▶ Exercise 1:
Summarize the blog post in three sentences.

═════ Text block

Oh, somewhere in this favored land the sun is shining bright;
The band is playing somewhere, and somewhere hearts are light,
And somewhere men are laughing, and somewhere mallards quack;
But there is no joy in Gayville — Cathy's uttered her last "Ack!"

Friday, October 1, 2010

A 17-year-old Michigan girl began her big game hunting career with a bang — or rather a whoosh — by killing a 448-pound black bear with a bow and arrow from 16 yards away.

High school senior Jessica Olmstead of Battle Creek shot the bear during a hunting trip last month in Oba, Ontario.



The 17-year-old credits her father Tim with teaching her how to track, how to hunt, and how to stuff a rock in the dead bear's mouth to make it look like it's smiling.
British scientists have discovered one reason why sex makes people happy.

According to studies, semen contains mood-enhancing chemicals like cortisol (known to increase affection), estrone (which elevates mood), prolactin (a natural antidepressant), oxytocin (also elevates mood), thyrotropin-releasing hormone (another antidepressant), melatonin (a sleep-inducing agent) and even serotonin (perhaps the most well-known antidepressant neurotransmitter).

Ingestion of semen through any form of intercourse, then, could make your day noticeably brighter.


That's good to know. Next time some guy tells me to smile, I'm going to say "Make me."

When the Wildlife Conservation Society recently discovered a beaver living in the Bronx River, it did the neighborly thing and asked local residents to help name the little critter. And when the Bronx Zoo opened up the competition to online voting, it all but guaranteed the end result: ladies and gentlemen, say hello to Justin Beaver.

Sigh. Aside from being nonsensical, it's insulting. I mean, one's a floppy-haired rodent who can chew a branch into sawdust with his powerful front teeth and lives in a log home by the river.

══════════
═════ Supplied records

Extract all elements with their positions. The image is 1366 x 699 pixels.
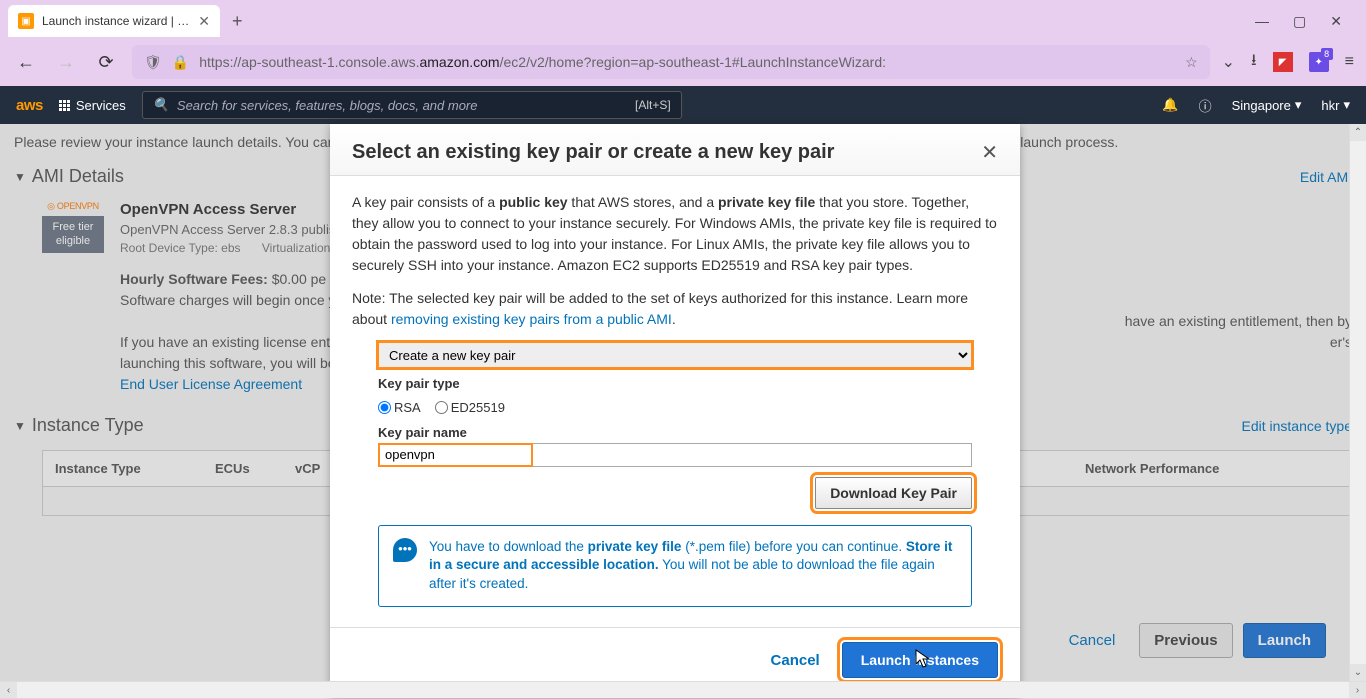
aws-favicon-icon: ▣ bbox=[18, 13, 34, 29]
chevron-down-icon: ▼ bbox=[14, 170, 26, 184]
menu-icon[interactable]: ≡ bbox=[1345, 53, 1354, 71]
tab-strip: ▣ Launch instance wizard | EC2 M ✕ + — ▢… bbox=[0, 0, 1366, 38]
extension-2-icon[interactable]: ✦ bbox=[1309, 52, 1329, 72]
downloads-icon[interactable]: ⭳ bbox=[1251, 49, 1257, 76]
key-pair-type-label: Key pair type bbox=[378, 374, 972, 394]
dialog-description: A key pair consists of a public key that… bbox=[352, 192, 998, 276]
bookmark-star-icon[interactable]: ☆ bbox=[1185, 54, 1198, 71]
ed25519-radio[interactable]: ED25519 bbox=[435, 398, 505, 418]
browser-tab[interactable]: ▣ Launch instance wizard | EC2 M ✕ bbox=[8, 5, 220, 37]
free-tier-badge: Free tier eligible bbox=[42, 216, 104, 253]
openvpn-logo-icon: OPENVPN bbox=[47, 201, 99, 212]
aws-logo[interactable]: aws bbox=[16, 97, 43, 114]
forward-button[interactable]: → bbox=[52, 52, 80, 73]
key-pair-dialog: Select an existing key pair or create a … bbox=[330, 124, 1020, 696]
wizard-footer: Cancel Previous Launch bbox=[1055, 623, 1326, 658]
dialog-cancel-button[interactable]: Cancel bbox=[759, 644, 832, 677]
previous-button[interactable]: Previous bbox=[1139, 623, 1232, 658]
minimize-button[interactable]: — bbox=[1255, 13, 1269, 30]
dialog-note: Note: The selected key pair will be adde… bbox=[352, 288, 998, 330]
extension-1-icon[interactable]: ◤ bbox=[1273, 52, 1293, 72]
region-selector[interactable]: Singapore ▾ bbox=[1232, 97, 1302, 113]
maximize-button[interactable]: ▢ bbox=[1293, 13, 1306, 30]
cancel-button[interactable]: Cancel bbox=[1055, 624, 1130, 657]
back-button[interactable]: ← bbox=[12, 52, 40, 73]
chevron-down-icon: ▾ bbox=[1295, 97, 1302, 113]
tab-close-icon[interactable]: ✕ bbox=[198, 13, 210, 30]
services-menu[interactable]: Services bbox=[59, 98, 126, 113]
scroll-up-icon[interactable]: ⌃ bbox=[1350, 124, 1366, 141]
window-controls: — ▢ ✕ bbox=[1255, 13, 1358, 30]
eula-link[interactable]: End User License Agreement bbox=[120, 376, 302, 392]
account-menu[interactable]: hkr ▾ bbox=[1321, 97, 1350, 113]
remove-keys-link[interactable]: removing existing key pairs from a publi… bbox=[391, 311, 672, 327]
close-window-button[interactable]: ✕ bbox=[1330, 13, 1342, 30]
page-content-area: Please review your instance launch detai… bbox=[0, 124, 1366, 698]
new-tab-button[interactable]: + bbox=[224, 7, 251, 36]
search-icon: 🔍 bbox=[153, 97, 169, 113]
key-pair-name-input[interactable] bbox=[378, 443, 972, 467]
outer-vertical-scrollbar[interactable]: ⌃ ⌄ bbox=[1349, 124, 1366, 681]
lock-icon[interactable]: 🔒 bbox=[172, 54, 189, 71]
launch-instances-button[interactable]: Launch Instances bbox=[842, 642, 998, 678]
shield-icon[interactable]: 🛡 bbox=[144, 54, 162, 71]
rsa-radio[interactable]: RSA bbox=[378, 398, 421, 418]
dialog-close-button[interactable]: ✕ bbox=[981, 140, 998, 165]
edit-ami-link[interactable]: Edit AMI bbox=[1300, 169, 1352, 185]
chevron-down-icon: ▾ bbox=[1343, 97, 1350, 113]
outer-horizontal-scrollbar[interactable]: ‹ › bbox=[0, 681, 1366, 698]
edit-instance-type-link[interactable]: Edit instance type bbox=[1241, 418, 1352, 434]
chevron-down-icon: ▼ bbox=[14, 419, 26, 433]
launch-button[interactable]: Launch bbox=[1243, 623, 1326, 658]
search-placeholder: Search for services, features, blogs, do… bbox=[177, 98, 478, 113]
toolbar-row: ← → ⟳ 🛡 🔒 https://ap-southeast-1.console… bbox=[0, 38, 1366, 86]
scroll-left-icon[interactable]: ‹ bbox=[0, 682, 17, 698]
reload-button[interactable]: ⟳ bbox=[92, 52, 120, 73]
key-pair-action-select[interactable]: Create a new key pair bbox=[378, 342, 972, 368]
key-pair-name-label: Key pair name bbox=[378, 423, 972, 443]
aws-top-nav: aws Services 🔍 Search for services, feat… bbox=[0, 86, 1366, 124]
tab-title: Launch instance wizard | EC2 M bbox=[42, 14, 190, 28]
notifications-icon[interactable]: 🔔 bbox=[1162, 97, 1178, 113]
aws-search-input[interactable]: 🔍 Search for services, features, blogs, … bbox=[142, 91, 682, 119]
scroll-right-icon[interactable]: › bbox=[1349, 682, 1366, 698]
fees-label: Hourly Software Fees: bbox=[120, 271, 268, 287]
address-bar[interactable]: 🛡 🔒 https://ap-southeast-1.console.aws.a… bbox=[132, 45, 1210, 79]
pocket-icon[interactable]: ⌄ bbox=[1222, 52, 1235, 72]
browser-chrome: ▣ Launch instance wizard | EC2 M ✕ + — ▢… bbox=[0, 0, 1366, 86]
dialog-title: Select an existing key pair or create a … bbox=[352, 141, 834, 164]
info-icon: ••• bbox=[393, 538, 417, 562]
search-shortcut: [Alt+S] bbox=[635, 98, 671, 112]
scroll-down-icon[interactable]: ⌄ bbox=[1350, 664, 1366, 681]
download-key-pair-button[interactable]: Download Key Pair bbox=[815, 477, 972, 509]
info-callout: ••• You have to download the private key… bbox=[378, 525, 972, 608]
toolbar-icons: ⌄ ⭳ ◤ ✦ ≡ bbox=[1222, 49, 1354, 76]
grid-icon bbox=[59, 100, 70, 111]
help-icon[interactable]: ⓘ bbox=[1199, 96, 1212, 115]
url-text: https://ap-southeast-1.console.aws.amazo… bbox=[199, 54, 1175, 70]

══════════

▶ Exercise 2:
How many lines of the entries contain the string "label"? Case counts; reply with the number alone.

▶ Task output 1:
During a hunting trip in Oba, Ontario, Jessica Olmstead, a 17-year-old high school senior from Battle Creek, Michigan, killed a 448-pound black bear with a bow and arrow from 16 yards away. British scientists have found that semen contains mood-enhancing chemicals, which they offer as one reason sex makes people happy. After the Bronx Zoo opened online voting to name a beaver discovered in the Bronx River, the animal was named Justin Beaver, a result the writer calls nonsensical and insulting.

▶ Task output 2:
3